(Transcript entries for document pages)
--- START ---

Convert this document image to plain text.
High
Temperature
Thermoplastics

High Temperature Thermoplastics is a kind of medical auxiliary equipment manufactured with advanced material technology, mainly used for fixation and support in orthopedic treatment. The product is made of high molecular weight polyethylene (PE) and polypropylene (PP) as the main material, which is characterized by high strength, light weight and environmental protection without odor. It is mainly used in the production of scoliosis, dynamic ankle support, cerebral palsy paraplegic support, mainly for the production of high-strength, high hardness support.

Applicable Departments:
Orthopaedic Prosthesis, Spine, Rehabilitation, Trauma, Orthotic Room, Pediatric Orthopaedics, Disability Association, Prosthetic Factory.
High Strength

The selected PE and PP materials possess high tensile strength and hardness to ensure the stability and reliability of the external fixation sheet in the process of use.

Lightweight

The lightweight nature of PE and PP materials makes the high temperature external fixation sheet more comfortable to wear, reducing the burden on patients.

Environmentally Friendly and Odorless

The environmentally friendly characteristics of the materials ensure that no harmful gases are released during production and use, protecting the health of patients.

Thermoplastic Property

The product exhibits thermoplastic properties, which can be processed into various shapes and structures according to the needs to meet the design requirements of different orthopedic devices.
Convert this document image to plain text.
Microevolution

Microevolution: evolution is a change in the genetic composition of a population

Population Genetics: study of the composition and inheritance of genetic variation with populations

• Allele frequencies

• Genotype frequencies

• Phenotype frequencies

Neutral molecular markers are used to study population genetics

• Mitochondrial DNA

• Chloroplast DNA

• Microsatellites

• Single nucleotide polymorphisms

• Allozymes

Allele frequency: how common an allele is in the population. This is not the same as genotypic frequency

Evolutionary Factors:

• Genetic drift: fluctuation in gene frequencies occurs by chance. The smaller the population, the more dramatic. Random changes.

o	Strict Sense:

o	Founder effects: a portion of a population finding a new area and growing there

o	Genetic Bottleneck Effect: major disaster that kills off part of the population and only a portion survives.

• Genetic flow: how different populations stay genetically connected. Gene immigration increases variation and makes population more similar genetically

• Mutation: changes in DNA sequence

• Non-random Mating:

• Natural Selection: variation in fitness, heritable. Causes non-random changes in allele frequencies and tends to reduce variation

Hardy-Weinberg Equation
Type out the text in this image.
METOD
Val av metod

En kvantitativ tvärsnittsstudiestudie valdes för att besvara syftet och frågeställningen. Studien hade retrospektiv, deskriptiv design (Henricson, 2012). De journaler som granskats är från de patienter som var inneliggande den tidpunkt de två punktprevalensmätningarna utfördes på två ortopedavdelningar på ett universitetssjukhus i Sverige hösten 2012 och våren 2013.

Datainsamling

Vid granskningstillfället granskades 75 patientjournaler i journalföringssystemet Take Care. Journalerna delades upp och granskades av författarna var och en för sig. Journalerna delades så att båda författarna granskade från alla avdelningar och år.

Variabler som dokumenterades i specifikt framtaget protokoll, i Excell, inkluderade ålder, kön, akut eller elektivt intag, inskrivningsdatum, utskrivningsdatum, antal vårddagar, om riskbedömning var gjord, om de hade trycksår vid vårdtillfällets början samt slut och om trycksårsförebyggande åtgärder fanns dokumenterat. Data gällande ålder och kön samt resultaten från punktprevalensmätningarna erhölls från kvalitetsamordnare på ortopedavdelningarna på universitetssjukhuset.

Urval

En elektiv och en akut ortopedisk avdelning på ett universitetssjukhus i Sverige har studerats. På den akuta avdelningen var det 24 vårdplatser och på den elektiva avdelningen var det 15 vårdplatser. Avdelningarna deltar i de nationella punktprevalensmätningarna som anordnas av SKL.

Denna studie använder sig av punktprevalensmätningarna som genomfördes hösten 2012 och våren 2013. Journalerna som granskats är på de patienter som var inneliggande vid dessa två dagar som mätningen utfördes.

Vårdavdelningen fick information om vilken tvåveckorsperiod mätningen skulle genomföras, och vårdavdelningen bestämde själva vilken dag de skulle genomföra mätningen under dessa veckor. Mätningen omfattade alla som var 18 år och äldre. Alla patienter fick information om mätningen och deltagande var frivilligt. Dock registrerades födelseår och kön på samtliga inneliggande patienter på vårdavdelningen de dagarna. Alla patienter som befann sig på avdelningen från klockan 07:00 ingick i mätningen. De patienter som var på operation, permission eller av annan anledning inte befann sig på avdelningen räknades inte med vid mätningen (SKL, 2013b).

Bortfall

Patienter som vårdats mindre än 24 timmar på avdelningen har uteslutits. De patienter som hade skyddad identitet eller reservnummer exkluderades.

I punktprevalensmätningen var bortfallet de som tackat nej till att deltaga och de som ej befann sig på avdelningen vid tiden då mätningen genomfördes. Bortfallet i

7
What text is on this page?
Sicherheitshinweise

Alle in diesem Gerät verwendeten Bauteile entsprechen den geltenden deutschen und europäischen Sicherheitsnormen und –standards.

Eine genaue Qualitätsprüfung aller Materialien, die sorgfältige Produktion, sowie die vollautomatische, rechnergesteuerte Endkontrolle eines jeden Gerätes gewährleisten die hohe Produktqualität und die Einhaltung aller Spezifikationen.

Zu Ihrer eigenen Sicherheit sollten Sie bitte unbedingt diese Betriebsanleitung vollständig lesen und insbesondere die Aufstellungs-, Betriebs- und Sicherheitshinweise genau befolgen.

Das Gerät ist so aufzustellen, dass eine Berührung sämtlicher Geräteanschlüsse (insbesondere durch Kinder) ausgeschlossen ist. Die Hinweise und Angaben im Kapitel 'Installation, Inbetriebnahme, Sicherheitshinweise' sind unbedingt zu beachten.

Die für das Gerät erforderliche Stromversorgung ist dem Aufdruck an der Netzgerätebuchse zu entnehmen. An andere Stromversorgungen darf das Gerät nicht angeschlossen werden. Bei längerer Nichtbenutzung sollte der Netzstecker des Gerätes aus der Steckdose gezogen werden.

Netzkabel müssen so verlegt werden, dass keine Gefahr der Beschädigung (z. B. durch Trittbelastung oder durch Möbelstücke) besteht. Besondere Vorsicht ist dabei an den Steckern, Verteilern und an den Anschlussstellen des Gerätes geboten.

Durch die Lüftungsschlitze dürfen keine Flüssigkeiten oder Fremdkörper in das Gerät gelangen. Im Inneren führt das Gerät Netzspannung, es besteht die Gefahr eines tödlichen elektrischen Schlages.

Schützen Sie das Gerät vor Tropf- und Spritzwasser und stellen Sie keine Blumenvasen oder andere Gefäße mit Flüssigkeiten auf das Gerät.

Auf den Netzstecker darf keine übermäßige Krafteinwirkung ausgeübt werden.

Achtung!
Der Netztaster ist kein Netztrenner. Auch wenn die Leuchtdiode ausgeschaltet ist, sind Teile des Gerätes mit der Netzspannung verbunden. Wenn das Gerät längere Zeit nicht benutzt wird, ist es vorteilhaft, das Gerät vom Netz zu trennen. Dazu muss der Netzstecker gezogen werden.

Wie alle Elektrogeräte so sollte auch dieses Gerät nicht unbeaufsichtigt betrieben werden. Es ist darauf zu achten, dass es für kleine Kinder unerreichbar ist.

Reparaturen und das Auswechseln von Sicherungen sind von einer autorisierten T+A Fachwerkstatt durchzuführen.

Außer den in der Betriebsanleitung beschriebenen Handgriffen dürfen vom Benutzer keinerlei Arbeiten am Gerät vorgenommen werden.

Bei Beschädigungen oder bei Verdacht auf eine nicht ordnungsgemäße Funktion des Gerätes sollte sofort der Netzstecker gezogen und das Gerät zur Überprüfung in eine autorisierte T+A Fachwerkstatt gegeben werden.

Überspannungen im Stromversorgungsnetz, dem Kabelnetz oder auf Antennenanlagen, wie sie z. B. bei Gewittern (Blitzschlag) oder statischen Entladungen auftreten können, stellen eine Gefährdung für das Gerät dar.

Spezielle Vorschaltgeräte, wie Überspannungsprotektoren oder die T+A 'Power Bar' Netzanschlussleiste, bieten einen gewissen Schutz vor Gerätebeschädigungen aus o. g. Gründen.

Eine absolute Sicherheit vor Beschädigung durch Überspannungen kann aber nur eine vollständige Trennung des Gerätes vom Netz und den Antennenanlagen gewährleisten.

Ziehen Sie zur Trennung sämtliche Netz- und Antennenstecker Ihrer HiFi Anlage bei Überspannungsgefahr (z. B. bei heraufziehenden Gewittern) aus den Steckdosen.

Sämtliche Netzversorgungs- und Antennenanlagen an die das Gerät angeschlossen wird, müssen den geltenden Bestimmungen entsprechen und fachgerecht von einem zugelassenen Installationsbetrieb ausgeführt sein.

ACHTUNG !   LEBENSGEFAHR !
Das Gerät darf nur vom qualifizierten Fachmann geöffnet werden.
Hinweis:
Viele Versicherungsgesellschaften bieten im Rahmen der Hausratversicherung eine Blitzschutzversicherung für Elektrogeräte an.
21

--- END ---

◆ **WHAT THIS TASK INVOLVES**
Go through the records above and report how many lines contain "dessa". Write the number only.

◆ **EXERCISE ANSWER**
2